**EXERCISE INSTRUCTIONS:** Copy out each line that includes the word "juga".
------------------------------------------------
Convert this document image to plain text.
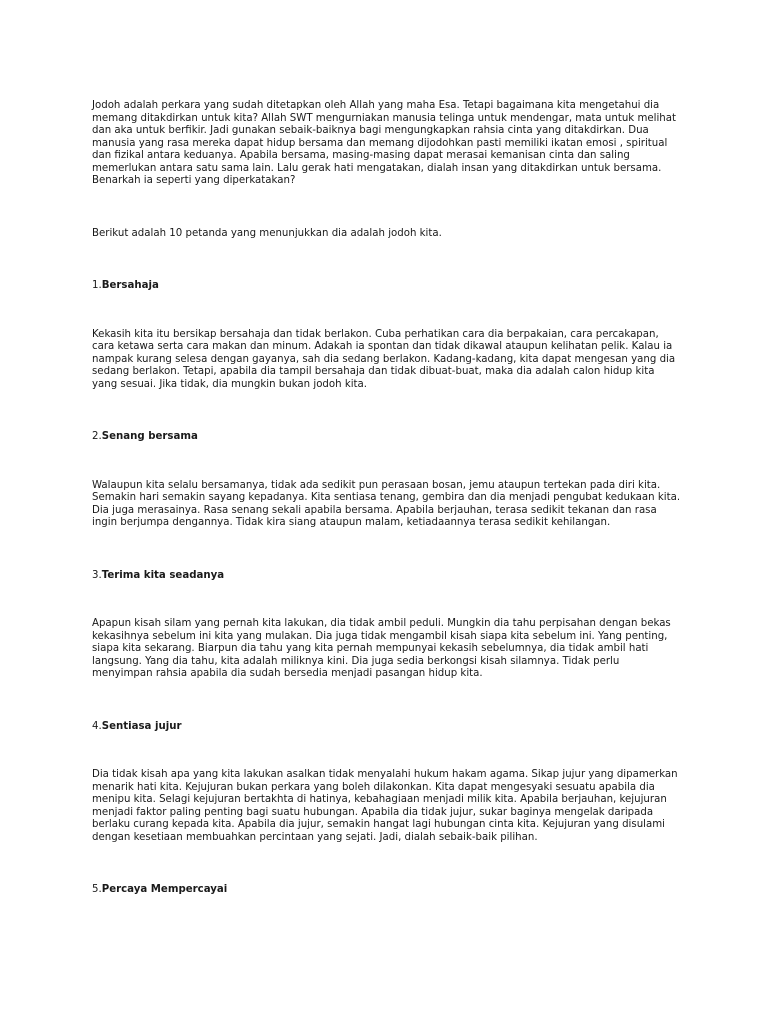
Jodoh adalah perkara yang sudah ditetapkan oleh Allah yang maha Esa. Tetapi bagaimana kita mengetahui dia memang ditakdirkan untuk kita? Allah SWT mengurniakan manusia telinga untuk mendengar, mata untuk melihat dan aka untuk berfikir. Jadi gunakan sebaik-baiknya bagi mengungkapkan rahsia cinta yang ditakdirkan. Dua manusia yang rasa mereka dapat hidup bersama dan memang dijodohkan pasti memiliki ikatan emosi , spiritual dan fizikal antara keduanya. Apabila bersama, masing-masing dapat merasai kemanisan cinta dan saling memerlukan antara satu sama lain. Lalu gerak hati mengatakan, dialah insan yang ditakdirkan untuk bersama. Benarkah ia seperti yang diperkatakan?

Berikut adalah 10 petanda yang menunjukkan dia adalah jodoh kita.

1.Bersahaja

Kekasih kita itu bersikap bersahaja dan tidak berlakon. Cuba perhatikan cara dia berpakaian, cara percakapan, cara ketawa serta cara makan dan minum. Adakah ia spontan dan tidak dikawal ataupun kelihatan pelik. Kalau ia nampak kurang selesa dengan gayanya, sah dia sedang berlakon. Kadang-kadang, kita dapat mengesan yang dia sedang berlakon. Tetapi, apabila dia tampil bersahaja dan tidak dibuat-buat, maka dia adalah calon hidup kita yang sesuai. Jika tidak, dia mungkin bukan jodoh kita.

2.Senang bersama

Walaupun kita selalu bersamanya, tidak ada sedikit pun perasaan bosan, jemu ataupun tertekan pada diri kita. Semakin hari semakin sayang kepadanya. Kita sentiasa tenang, gembira dan dia menjadi pengubat kedukaan kita. Dia juga merasainya. Rasa senang sekali apabila bersama. Apabila berjauhan, terasa sedikit tekanan dan rasa ingin berjumpa dengannya. Tidak kira siang ataupun malam, ketiadaannya terasa sedikit kehilangan.

3.Terima kita seadanya

Apapun kisah silam yang pernah kita lakukan, dia tidak ambil peduli. Mungkin dia tahu perpisahan dengan bekas kekasihnya sebelum ini kita yang mulakan. Dia juga tidak mengambil kisah siapa kita sebelum ini. Yang penting, siapa kita sekarang. Biarpun dia tahu yang kita pernah mempunyai kekasih sebelumnya, dia tidak ambil hati langsung. Yang dia tahu, kita adalah miliknya kini. Dia juga sedia berkongsi kisah silamnya. Tidak perlu menyimpan rahsia apabila dia sudah bersedia menjadi pasangan hidup kita.

4.Sentiasa jujur

Dia tidak kisah apa yang kita lakukan asalkan tidak menyalahi hukum hakam agama. Sikap jujur yang dipamerkan menarik hati kita. Kejujuran bukan perkara yang boleh dilakonkan. Kita dapat mengesyaki sesuatu apabila dia menipu kita. Selagi kejujuran bertakhta di hatinya, kebahagiaan menjadi milik kita. Apabila berjauhan, kejujuran menjadi faktor paling penting bagi suatu hubungan. Apabila dia tidak jujur, sukar baginya mengelak daripada berlaku curang kepada kita. Apabila dia jujur, semakin hangat lagi hubungan cinta kita. Kejujuran yang disulami dengan kesetiaan membuahkan percintaan yang sejati. Jadi, dialah sebaik-baik pilihan.

5.Percaya Mempercayai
------------------------------------------------
**SOLVED PROBLEM:**
Walaupun kita selalu bersamanya, tidak ada sedikit pun perasaan bosan, jemu ataupun tertekan pada diri kita. Semakin hari semakin sayang kepadanya. Kita sentiasa tenang, gembira dan dia menjadi pengubat kedukaan kita. Dia juga merasainya. Rasa senang sekali apabila bersama. Apabila berjauhan, terasa sedikit tekanan dan rasa ingin berjumpa dengannya. Tidak kira siang ataupun malam, ketiadaannya terasa sedikit kehilangan.
Apapun kisah silam yang pernah kita lakukan, dia tidak ambil peduli. Mungkin dia tahu perpisahan dengan bekas kekasihnya sebelum ini kita yang mulakan. Dia juga tidak mengambil kisah siapa kita sebelum ini. Yang penting, siapa kita sekarang. Biarpun dia tahu yang kita pernah mempunyai kekasih sebelumnya, dia tidak ambil hati langsung. Yang dia tahu, kita adalah miliknya kini. Dia juga sedia berkongsi kisah silamnya. Tidak perlu menyimpan rahsia apabila dia sudah bersedia menjadi pasangan hidup kita.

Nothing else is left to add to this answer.